Task requirements:
A) In the blog post on 2D games, how is Hyrule described in A Link to the Past?
B) Copy the blog post on 2D games word for word from "In A Link to" to "be fairly similar.".

== Document extract

Astral's Voyage

through life and thought

What Does the World Look Like to You?

I love 2D games. I also love 3D games, and while I love the graphical and immersive capabilities of a well-crafted 3D world, something about two dimensions and the way it forces you to fill in the blanks carries its own charm. In older games especially, the absence of absolute detail in everything you look at means that the way you interpret that game’s world is less likely to be the same interpretation that other people have, and that’s cool.

Without really thinking about it at the time, as I played top-down or 2D adventure games, I’d already formed a concept of what that game’s world looked like, as I assume everyone does. Not in a strictly tangible, specific way, just in the way that the presentation of the game made me imagine the greater world to look. As graphical fidelity improves, the blanks that you need to fill in with your imagination become smaller. To specifically illustrate this, I’ll compare The Legend of Zelda to The Legend of Zelda: A Link to the Past.

In A Link to the Past, Hyrule is pretty clearly a heavily forested land bordered by mountains and desert. There isn’t really another way to interpret this, because the world is so rich in its art and grounded in its design. So, where I’m going with this: if I were to ask someone what they thought the world of A Link to the Past looked like, if you were to stand in that world yourself, I think answers would be fairly similar.

In The Legend of Zelda, I find it less obvious what the objective topography of the world is. There’s a few reads, in my opinion, and certainly there was an objective intent by the developers, but the trailblazing nature of the infancy of video games, and the restrictions imposed by the hardware, results in more room for imagination.

====
== Given records

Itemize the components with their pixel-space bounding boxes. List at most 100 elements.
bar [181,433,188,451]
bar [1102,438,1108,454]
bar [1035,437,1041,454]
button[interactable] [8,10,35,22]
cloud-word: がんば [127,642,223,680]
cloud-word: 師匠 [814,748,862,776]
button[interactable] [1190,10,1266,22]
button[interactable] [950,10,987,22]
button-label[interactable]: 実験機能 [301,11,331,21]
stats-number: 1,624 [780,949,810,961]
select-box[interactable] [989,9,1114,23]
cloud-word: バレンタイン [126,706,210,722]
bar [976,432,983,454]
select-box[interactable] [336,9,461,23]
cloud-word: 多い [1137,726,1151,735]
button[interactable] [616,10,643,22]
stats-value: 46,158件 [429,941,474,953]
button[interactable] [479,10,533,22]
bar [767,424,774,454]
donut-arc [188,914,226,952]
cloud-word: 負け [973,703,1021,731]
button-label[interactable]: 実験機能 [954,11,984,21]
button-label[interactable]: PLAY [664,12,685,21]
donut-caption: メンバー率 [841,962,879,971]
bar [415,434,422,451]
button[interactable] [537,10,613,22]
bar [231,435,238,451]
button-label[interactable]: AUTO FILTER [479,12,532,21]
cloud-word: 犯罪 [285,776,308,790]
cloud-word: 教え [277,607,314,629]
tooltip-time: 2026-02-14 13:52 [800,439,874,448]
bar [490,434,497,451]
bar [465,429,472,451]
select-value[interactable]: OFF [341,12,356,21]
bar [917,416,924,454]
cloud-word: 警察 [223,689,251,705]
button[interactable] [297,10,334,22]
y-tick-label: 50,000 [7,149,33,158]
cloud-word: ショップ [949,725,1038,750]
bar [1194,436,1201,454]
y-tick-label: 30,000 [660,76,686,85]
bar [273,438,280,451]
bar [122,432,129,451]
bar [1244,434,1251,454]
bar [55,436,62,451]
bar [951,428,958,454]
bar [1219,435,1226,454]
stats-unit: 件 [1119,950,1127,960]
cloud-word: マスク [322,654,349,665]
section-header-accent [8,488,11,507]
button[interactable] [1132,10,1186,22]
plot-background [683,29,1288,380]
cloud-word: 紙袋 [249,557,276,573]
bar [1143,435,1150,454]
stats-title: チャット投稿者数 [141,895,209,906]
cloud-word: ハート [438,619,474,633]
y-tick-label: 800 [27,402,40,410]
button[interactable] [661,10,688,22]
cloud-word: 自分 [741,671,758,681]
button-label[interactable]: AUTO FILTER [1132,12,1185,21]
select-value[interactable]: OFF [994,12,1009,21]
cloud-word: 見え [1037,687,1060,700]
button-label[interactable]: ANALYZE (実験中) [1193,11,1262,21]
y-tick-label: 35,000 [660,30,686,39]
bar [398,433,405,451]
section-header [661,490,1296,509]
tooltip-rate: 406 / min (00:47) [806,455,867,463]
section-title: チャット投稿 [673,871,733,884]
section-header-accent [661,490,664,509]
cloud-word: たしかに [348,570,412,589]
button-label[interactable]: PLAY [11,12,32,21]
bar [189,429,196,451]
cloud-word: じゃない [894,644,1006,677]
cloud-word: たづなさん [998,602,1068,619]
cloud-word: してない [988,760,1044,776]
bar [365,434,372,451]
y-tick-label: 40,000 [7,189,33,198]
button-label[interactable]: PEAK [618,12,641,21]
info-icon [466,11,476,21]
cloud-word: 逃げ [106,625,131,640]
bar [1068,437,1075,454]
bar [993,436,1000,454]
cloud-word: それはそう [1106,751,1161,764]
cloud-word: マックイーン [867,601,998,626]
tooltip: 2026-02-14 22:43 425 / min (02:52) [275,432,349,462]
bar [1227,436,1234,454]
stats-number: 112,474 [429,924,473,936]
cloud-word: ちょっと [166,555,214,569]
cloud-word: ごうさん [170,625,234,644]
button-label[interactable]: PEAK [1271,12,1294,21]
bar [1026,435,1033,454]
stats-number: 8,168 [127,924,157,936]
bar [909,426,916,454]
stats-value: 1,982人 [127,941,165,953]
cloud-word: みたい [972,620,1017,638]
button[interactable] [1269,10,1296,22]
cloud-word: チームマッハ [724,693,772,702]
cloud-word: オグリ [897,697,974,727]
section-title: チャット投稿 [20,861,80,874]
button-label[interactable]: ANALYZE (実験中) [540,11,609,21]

====

Solutions to each task:
A) It is a heavily forested land bordered by mountains and desert.

B)
In A Link to the Past, Hyrule is pretty clearly a heavily forested land bordered by mountains and desert. There isn’t really another way to interpret this, because the world is so rich in its art and grounded in its design. So, where I’m going with this: if I were to ask someone what they thought the world of A Link to the Past looked like, if you were to stand in that world yourself, I think answers would be fairly similar.